» RECORDS FOR PROCESSING:

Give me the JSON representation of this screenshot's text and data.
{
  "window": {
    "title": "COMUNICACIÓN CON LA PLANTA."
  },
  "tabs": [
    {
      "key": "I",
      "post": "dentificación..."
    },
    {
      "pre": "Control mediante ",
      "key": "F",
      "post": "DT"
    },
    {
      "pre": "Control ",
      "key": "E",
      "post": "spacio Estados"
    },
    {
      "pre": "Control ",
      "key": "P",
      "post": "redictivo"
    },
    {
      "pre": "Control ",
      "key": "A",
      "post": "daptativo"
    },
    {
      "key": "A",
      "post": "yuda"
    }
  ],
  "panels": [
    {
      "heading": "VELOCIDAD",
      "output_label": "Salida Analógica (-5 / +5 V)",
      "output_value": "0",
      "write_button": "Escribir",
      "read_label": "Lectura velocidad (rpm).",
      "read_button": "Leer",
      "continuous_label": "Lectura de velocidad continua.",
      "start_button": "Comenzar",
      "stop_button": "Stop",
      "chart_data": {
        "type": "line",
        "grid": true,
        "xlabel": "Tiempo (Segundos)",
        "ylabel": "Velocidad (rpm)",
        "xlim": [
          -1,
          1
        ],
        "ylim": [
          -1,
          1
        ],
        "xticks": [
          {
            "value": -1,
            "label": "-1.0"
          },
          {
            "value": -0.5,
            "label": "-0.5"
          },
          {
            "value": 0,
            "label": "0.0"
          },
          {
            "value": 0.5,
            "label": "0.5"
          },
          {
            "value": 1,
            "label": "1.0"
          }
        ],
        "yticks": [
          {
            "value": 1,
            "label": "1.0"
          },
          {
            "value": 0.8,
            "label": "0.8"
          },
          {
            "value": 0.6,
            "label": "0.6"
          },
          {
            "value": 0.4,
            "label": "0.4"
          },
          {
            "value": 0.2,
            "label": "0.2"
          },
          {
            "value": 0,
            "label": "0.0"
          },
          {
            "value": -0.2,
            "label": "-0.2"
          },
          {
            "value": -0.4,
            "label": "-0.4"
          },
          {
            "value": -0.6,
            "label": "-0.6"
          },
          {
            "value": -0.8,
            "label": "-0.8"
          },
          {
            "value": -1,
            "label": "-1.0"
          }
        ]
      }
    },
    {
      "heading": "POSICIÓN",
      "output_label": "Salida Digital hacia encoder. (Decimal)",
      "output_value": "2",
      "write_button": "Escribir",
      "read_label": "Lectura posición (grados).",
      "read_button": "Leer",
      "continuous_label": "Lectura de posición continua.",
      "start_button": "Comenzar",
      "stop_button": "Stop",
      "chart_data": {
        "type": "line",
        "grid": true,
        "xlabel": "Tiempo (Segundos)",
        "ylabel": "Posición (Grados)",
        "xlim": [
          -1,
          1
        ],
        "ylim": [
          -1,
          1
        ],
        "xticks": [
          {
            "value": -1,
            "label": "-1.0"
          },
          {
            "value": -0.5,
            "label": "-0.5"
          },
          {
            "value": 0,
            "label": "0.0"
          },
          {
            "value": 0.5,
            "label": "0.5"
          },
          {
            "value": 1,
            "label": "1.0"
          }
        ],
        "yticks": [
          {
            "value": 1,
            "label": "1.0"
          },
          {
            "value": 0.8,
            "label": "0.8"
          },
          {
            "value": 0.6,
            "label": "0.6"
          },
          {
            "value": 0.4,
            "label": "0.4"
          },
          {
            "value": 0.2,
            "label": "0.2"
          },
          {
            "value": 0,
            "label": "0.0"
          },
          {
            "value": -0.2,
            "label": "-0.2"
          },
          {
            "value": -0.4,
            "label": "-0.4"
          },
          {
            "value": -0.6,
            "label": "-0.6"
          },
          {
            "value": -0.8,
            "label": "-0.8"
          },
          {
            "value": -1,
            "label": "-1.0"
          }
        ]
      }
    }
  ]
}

» WHAT THE TASK ASKS: Out of the material above, select every line that holds the string "continua".

» SOLUTION BELOW:
      "continuous_label": "Lectura de velocidad continua.",
      "continuous_label": "Lectura de posición continua.",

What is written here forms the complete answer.